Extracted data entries
====

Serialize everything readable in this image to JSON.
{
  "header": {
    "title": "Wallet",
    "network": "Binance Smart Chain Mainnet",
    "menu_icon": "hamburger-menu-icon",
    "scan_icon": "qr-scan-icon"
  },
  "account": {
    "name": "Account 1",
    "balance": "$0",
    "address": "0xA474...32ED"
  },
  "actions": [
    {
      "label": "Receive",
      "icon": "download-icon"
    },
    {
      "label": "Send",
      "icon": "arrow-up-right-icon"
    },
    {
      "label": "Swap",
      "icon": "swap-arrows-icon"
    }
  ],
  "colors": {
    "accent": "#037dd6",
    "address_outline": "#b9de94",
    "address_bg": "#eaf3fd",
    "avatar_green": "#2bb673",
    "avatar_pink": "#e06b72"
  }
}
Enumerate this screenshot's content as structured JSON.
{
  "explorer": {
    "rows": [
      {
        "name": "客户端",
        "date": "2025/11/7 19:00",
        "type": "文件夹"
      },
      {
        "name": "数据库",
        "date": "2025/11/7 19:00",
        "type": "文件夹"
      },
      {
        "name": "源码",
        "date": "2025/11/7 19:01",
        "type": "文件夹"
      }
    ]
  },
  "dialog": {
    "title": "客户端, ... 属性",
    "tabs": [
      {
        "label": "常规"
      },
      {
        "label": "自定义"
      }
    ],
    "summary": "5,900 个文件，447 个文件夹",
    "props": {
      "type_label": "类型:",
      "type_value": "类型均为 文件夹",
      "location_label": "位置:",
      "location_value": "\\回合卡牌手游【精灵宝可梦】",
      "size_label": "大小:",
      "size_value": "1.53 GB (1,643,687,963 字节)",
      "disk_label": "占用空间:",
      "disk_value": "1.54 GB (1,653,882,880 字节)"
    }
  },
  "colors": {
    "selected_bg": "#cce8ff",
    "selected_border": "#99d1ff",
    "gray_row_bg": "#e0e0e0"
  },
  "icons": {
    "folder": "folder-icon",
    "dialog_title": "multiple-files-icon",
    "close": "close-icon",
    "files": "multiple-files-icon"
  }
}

====

DIRECTIONS:
Look through the listing above. Pick out each line with "name" and copy it.

THE RESULT:
    "name": "Account 1",
        "name": "客户端",
        "name": "数据库",
        "name": "源码",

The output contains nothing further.